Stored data

━━━━━━

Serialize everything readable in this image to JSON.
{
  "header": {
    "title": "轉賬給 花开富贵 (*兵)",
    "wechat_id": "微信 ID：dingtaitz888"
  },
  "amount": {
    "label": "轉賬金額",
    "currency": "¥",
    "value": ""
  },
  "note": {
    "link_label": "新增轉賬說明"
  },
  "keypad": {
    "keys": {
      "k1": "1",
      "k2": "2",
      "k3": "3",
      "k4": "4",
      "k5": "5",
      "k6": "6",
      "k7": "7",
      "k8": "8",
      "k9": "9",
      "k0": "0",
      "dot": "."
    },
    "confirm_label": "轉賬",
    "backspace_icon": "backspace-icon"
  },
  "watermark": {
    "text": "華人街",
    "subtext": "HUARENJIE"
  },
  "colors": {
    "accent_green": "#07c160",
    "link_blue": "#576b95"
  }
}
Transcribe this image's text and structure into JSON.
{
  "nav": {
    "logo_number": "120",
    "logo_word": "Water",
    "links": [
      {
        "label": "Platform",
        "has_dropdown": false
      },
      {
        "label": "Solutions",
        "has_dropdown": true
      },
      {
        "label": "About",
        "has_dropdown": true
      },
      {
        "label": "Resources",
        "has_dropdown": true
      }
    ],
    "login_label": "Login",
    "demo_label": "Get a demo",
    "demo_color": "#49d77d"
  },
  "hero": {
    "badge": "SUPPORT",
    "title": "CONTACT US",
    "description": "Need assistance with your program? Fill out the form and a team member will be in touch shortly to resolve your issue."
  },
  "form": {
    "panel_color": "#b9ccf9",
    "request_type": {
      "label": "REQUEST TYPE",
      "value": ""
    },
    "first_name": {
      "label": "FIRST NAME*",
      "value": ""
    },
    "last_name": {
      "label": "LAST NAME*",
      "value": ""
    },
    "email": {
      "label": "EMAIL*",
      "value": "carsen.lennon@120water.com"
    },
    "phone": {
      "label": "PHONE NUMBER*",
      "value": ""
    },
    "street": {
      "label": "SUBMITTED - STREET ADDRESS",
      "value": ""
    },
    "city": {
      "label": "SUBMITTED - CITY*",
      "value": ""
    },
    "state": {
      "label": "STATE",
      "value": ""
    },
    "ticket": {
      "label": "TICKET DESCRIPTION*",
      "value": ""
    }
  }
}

━━━━━━

**EXERCISE INSTRUCTIONS**
Copy out every line of the listing that includes the string "JSON".

**RESULT OF THIS EXERCISE**
Serialize everything readable in this image to JSON.
Transcribe this image's text and structure into JSON.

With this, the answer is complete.